# WRITTEN EXERCISE:
Write the records out again, keeping each line exactly as it is.

___ RECORDS FOR PROCESSING

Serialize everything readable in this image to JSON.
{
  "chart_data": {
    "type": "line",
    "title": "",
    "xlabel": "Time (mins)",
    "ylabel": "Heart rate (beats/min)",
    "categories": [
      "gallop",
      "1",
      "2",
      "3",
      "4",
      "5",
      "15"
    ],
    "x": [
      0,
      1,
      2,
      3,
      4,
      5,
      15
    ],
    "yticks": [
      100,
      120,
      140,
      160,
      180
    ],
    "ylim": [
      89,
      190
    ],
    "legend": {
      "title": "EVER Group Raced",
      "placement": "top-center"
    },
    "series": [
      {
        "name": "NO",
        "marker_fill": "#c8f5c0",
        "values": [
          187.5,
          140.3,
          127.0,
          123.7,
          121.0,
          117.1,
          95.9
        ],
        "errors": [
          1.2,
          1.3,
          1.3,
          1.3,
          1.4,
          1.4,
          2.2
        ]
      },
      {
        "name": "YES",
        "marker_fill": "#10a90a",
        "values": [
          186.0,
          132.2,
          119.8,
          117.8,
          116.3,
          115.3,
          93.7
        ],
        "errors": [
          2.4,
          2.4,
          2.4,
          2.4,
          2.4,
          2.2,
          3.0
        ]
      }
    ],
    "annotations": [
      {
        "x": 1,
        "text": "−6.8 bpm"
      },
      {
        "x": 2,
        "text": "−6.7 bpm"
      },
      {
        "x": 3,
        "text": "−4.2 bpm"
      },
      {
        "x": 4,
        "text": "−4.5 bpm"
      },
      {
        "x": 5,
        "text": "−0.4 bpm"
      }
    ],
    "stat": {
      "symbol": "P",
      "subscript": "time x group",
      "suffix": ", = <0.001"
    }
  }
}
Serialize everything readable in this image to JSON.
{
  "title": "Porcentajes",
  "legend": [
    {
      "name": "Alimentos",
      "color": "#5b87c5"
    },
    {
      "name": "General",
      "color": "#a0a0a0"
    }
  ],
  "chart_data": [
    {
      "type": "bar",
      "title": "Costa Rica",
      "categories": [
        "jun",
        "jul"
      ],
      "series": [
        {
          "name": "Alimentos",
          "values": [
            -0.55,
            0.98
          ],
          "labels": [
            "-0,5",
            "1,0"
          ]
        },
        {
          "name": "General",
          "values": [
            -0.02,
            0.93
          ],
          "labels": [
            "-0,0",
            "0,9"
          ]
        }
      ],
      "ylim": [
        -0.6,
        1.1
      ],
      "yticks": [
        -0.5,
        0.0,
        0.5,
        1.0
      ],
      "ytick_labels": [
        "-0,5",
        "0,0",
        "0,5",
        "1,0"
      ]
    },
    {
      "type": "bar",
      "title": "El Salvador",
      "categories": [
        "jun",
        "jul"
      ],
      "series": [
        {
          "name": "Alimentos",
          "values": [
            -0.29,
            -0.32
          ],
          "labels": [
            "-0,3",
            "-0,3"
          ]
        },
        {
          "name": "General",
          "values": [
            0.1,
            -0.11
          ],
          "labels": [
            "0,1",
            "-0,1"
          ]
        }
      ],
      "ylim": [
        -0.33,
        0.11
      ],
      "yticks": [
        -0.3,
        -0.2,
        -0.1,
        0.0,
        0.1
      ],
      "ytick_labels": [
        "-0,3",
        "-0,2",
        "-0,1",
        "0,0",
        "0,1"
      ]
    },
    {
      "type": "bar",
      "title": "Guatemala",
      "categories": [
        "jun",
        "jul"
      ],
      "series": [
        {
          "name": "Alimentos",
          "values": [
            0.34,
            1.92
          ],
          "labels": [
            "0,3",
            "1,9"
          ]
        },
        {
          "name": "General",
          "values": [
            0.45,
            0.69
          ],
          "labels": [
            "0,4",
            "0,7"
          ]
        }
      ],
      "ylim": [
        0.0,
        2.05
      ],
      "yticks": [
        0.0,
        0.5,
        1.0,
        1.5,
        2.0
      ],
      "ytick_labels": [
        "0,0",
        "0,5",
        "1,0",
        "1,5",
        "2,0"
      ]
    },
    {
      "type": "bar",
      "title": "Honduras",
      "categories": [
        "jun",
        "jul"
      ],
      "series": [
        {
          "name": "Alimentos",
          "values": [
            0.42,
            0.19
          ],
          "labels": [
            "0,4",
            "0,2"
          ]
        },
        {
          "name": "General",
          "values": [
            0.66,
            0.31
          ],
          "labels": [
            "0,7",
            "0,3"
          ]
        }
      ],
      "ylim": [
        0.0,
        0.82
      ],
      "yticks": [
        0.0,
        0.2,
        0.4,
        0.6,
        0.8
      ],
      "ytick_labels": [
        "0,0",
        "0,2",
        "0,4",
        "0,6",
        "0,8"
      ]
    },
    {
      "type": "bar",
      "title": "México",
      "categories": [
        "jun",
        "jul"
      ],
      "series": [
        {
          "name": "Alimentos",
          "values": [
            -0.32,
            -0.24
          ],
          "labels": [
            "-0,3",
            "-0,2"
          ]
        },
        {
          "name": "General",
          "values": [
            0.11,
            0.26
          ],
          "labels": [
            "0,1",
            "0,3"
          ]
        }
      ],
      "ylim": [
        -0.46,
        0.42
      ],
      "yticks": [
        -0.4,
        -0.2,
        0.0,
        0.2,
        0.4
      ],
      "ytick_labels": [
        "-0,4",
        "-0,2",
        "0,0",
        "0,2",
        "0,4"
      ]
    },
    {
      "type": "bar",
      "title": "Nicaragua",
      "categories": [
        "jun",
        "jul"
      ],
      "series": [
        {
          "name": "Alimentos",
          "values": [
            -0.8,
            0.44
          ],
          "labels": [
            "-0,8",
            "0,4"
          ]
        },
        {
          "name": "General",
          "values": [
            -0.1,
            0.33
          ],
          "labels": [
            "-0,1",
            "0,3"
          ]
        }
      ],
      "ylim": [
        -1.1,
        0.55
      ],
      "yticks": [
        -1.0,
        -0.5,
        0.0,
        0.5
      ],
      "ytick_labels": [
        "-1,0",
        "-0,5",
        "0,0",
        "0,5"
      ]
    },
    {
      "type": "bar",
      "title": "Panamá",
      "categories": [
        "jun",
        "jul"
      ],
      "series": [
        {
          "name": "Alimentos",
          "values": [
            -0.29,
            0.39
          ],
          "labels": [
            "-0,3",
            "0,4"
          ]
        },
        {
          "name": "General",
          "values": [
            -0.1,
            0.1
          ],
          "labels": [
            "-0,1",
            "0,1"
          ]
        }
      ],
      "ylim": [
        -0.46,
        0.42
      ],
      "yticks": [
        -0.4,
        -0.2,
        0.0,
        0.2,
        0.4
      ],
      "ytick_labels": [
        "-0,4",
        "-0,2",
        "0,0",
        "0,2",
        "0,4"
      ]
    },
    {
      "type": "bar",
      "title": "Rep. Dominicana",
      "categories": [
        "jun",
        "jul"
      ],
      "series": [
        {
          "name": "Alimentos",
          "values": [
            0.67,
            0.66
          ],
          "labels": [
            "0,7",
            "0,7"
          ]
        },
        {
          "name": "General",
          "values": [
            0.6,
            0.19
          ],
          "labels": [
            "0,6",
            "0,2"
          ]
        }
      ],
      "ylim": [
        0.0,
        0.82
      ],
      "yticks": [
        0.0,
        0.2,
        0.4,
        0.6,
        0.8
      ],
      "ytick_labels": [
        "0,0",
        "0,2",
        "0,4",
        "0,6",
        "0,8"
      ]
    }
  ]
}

______

# EXERCISE RESULT:
Serialize everything readable in this image to JSON.
{
  "chart_data": {
    "type": "line",
    "title": "",
    "xlabel": "Time (mins)",
    "ylabel": "Heart rate (beats/min)",
    "categories": [
      "gallop",
      "1",
      "2",
      "3",
      "4",
      "5",
      "15"
    ],
    "x": [
      0,
      1,
      2,
      3,
      4,
      5,
      15
    ],
    "yticks": [
      100,
      120,
      140,
      160,
      180
    ],
    "ylim": [
      89,
      190
    ],
    "legend": {
      "title": "EVER Group Raced",
      "placement": "top-center"
    },
    "series": [
      {
        "name": "NO",
        "marker_fill": "#c8f5c0",
        "values": [
          187.5,
          140.3,
          127.0,
          123.7,
          121.0,
          117.1,
          95.9
        ],
        "errors": [
          1.2,
          1.3,
          1.3,
          1.3,
          1.4,
          1.4,
          2.2
        ]
      },
      {
        "name": "YES",
        "marker_fill": "#10a90a",
        "values": [
          186.0,
          132.2,
          119.8,
          117.8,
          116.3,
          115.3,
          93.7
        ],
        "errors": [
          2.4,
          2.4,
          2.4,
          2.4,
          2.4,
          2.2,
          3.0
        ]
      }
    ],
    "annotations": [
      {
        "x": 1,
        "text": "−6.8 bpm"
      },
      {
        "x": 2,
        "text": "−6.7 bpm"
      },
      {
        "x": 3,
        "text": "−4.2 bpm"
      },
      {
        "x": 4,
        "text": "−4.5 bpm"
      },
      {
        "x": 5,
        "text": "−0.4 bpm"
      }
    ],
    "stat": {
      "symbol": "P",
      "subscript": "time x group",
      "suffix": ", = <0.001"
    }
  }
}
Serialize everything readable in this image to JSON.
{
  "title": "Porcentajes",
  "legend": [
    {
      "name": "Alimentos",
      "color": "#5b87c5"
    },
    {
      "name": "General",
      "color": "#a0a0a0"
    }
  ],
  "chart_data": [
    {
      "type": "bar",
      "title": "Costa Rica",
      "categories": [
        "jun",
        "jul"
      ],
      "series": [
        {
          "name": "Alimentos",
          "values": [
            -0.55,
            0.98
          ],
          "labels": [
            "-0,5",
            "1,0"
          ]
        },
        {
          "name": "General",
          "values": [
            -0.02,
            0.93
          ],
          "labels": [
            "-0,0",
            "0,9"
          ]
        }
      ],
      "ylim": [
        -0.6,
        1.1
      ],
      "yticks": [
        -0.5,
        0.0,
        0.5,
        1.0
      ],
      "ytick_labels": [
        "-0,5",
        "0,0",
        "0,5",
        "1,0"
      ]
    },
    {
      "type": "bar",
      "title": "El Salvador",
      "categories": [
        "jun",
        "jul"
      ],
      "series": [
        {
          "name": "Alimentos",
          "values": [
            -0.29,
            -0.32
          ],
          "labels": [
            "-0,3",
            "-0,3"
          ]
        },
        {
          "name": "General",
          "values": [
            0.1,
            -0.11
          ],
          "labels": [
            "0,1",
            "-0,1"
          ]
        }
      ],
      "ylim": [
        -0.33,
        0.11
      ],
      "yticks": [
        -0.3,
        -0.2,
        -0.1,
        0.0,
        0.1
      ],
      "ytick_labels": [
        "-0,3",
        "-0,2",
        "-0,1",
        "0,0",
        "0,1"
      ]
    },
    {
      "type": "bar",
      "title": "Guatemala",
      "categories": [
        "jun",
        "jul"
      ],
      "series": [
        {
          "name": "Alimentos",
          "values": [
            0.34,
            1.92
          ],
          "labels": [
            "0,3",
            "1,9"
          ]
        },
        {
          "name": "General",
          "values": [
            0.45,
            0.69
          ],
          "labels": [
            "0,4",
            "0,7"
          ]
        }
      ],
      "ylim": [
        0.0,
        2.05
      ],
      "yticks": [
        0.0,
        0.5,
        1.0,
        1.5,
        2.0
      ],
      "ytick_labels": [
        "0,0",
        "0,5",
        "1,0",
        "1,5",
        "2,0"
      ]
    },
    {
      "type": "bar",
      "title": "Honduras",
      "categories": [
        "jun",
        "jul"
      ],
      "series": [
        {
          "name": "Alimentos",
          "values": [
            0.42,
            0.19
          ],
          "labels": [
            "0,4",
            "0,2"
          ]
        },
        {
          "name": "General",
          "values": [
            0.66,
            0.31
          ],
          "labels": [
            "0,7",
            "0,3"
          ]
        }
      ],
      "ylim": [
        0.0,
        0.82
      ],
      "yticks": [
        0.0,
        0.2,
        0.4,
        0.6,
        0.8
      ],
      "ytick_labels": [
        "0,0",
        "0,2",
        "0,4",
        "0,6",
        "0,8"
      ]
    },
    {
      "type": "bar",
      "title": "México",
      "categories": [
        "jun",
        "jul"
      ],
      "series": [
        {
          "name": "Alimentos",
          "values": [
            -0.32,
            -0.24
          ],
          "labels": [
            "-0,3",
            "-0,2"
          ]
        },
        {
          "name": "General",
          "values": [
            0.11,
            0.26
          ],
          "labels": [
            "0,1",
            "0,3"
          ]
        }
      ],
      "ylim": [
        -0.46,
        0.42
      ],
      "yticks": [
        -0.4,
        -0.2,
        0.0,
        0.2,
        0.4
      ],
      "ytick_labels": [
        "-0,4",
        "-0,2",
        "0,0",
        "0,2",
        "0,4"
      ]
    },
    {
      "type": "bar",
      "title": "Nicaragua",
      "categories": [
        "jun",
        "jul"
      ],
      "series": [
        {
          "name": "Alimentos",
          "values": [
            -0.8,
            0.44
          ],
          "labels": [
            "-0,8",
            "0,4"
          ]
        },
        {
          "name": "General",
          "values": [
            -0.1,
            0.33
          ],
          "labels": [
            "-0,1",
            "0,3"
          ]
        }
      ],
      "ylim": [
        -1.1,
        0.55
      ],
      "yticks": [
        -1.0,
        -0.5,
        0.0,
        0.5
      ],
      "ytick_labels": [
        "-1,0",
        "-0,5",
        "0,0",
        "0,5"
      ]
    },
    {
      "type": "bar",
      "title": "Panamá",
      "categories": [
        "jun",
        "jul"
      ],
      "series": [
        {
          "name": "Alimentos",
          "values": [
            -0.29,
            0.39
          ],
          "labels": [
            "-0,3",
            "0,4"
          ]
        },
        {
          "name": "General",
          "values": [
            -0.1,
            0.1
          ],
          "labels": [
            "-0,1",
            "0,1"
          ]
        }
      ],
      "ylim": [
        -0.46,
        0.42
      ],
      "yticks": [
        -0.4,
        -0.2,
        0.0,
        0.2,
        0.4
      ],
      "ytick_labels": [
        "-0,4",
        "-0,2",
        "0,0",
        "0,2",
        "0,4"
      ]
    },
    {
      "type": "bar",
      "title": "Rep. Dominicana",
      "categories": [
        "jun",
        "jul"
      ],
      "series": [
        {
          "name": "Alimentos",
          "values": [
            0.67,
            0.66
          ],
          "labels": [
            "0,7",
            "0,7"
          ]
        },
        {
          "name": "General",
          "values": [
            0.6,
            0.19
          ],
          "labels": [
            "0,6",
            "0,2"
          ]
        }
      ],
      "ylim": [
        0.0,
        0.82
      ],
      "yticks": [
        0.0,
        0.2,
        0.4,
        0.6,
        0.8
      ],
      "ytick_labels": [
        "0,0",
        "0,2",
        "0,4",
        "0,6",
        "0,8"
      ]
    }
  ]
}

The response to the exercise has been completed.